>> begin DATA ROWS
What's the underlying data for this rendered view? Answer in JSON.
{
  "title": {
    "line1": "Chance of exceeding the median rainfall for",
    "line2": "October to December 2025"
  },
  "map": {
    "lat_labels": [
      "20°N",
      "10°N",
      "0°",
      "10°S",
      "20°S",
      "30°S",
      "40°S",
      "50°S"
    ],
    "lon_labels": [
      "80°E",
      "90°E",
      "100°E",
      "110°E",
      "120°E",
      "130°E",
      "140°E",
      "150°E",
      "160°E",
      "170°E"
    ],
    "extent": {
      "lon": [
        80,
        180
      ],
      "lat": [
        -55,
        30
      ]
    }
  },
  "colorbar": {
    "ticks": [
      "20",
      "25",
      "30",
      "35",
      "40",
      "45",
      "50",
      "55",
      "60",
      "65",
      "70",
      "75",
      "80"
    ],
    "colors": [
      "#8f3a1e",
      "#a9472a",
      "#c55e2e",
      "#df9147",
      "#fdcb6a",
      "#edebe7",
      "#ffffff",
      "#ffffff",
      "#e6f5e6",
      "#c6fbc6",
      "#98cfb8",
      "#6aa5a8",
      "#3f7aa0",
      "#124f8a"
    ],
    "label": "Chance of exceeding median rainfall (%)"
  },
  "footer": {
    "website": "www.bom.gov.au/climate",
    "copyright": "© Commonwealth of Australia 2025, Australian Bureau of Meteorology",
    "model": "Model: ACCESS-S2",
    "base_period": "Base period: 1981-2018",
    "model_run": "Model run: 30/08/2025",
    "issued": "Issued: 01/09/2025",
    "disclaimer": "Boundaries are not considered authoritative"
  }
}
>> end DATA ROWS
*TASK GOAL*. Copy out every line where the word "Model" occurs.

*RESPONSE*.
    "model": "Model: ACCESS-S2",
    "model_run": "Model run: 30/08/2025",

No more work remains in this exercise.